Now … do the story of Nuclear. Call it, “Not Just for Submarines.”
Very interesting. While I am not a supporter of solar power plants of any type, I wonder if there are real viable niche applications. For example, I’ve seen lights along roadways with solar panels which must clearly be charging batteries during the day and likely using LED for lighting. I also walk the beach and walk past lighting structures that have solar panels that look like they are in very bad shape – no surprise given the salt environment, and I have no idea if they work given that I don’t walk to them at night. Just from my own experience using solar powered landscape lighting, it seems to work well for a while, but does not last long – a few years maybe.
My opinion of roof top solar is that if someone wants it, fine, but there should be no subsidies including no net metering. They should not be connected to the grid and basically be treated like a home generator. I doubt the rooftop solar industry would survive if that became policy.
My niche 2400 sqft cabin in the South Sierra is standalone solar. The system can generate about 10KWH on a typically sunny day, through normal usage is a fraction of that. There are 16 sq meters of panels feeding a bank of 8 deep cycle lead acid batteries. It runs the lights, submersible well pump (1.0KW), water pressure pump (1.0KW), frig, microwave. I do have a propane tank for the water heater and kitchen stove. We use maybe 20 gallons of propane a year. Heating in the shoulder seasons is a very efficient wood stove burning pinyon pine off of my 5 acre lot.
We don’t stay there Dec thru March, too cold and snowy for us. Unless we really are roughing it. I usually winterize the water system. The property came with a 10KW gen set but I never had to use it. I gave it to a neighbor, along with an old propane powered frig.
Meantime I will enjoy my hot tub and pool heated to 38C and 32C by my roof top off grid solar.
Would not be economical to heat with grid electricity or gas.
Whole summer I run AC purely on solar power, even during nights, as I have physical battery.
And my roof top solar already returned me 2100Eur in 3 years from 4500Eur investment.
Few weeks ago we had 12h long blackout during wind storm, I knew only because I looked on my inverter and it was showing 0V from grid.

_Exercise requirements_:
1. Decide whether each statement agrees with the solar power thread: (a) the cabin's battery bank is made up of 8 deep cycle lead acid batteries; (b) the cabin's 10KW gen set had to be used during winter; (c) the hot tub is heated to 38C. Answer yes or no for each and quote the words of the thread that settle it.
2. In the solar power thread, how many square meters of panels supply the cabin?
3. Extend the solar power thread with new text that begins after its final sentence.
The rows after this point are separate material with no connection to the solar power thread.

_Extracted records_:
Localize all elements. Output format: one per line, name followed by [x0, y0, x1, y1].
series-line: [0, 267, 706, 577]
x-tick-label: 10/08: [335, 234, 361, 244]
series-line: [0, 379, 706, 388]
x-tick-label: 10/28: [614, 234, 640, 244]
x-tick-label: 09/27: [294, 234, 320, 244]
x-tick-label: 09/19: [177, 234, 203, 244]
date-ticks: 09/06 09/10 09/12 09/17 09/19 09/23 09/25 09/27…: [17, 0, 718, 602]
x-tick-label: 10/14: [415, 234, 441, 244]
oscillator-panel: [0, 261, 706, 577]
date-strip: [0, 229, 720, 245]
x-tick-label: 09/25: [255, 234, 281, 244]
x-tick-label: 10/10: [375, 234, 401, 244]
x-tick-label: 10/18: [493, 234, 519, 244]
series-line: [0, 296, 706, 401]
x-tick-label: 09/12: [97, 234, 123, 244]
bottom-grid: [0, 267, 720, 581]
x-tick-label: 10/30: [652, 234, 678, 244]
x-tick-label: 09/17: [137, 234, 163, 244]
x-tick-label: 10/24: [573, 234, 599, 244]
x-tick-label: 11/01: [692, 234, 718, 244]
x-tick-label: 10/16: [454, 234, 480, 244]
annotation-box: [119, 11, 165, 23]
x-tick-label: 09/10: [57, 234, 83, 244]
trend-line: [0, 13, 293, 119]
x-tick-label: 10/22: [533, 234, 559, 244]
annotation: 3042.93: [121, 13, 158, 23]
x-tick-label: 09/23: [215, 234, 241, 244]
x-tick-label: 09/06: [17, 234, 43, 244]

_Your written answers_:
1.
(a) Yes: "a bank of 8 deep cycle lead acid batteries"
(b) No: "The property came with a 10KW gen set but I never had to use it."
(c) Yes: "my hot tub and pool heated to 38C and 32C"

2. 16 square meters.

3.
I used no subsidy on it, on the contrary, my grid energy is subsidized at 0,16Eur/kWh. With Germany’s electricity prices my system would be already paid off.
A perfect niche application made by personal choice, personal economics, and no government mandates or subsidies.
Well done.
As a matter of interest, what solar panel, inverter and battery capacity do you have for that 4500 Eur?
Hope you get an answer. Big fan, but I’m guessing those Euros don’t seem to cover it. Especially with “no subsidies”. Maybe a combo of finding used treasures on line and DIY?
Current price of panels is around 70Eur for 585W bifacial panels, I just bought yesterday for my parents to make hot water, so for 6 pieces 3,5kWp system it is 420Eur. I bought Voltronic Axpert 5kW off grid inverter with integrated MPPT from Spain for 550E with delivery. And I built DIY box battery from China for 420E plus 16 cells 280Ah for 820Eur. This is 2210Eur in current prices for parts, around 500E for installation material, cables. That is 2700Eur current price for solar system equivalent to mine.
Thanks for the history. It is a good day when I learn, and this was all new.
Was not a good time to try to enter the geology job market in 1984. I ended up having a great optical science career.
So. Here is a new unit of negative energy economic gain – The Dry Hole (DH). No doubt pretty far out in the tail of the distribution of general economic “Rat Holes”. How many taxpayer DH’s have been spent on cockamamie “green” tech developments? My gut (which doesn’t know the cost of a dry hole outside of “A Lot”), is many hundreds to several thousand.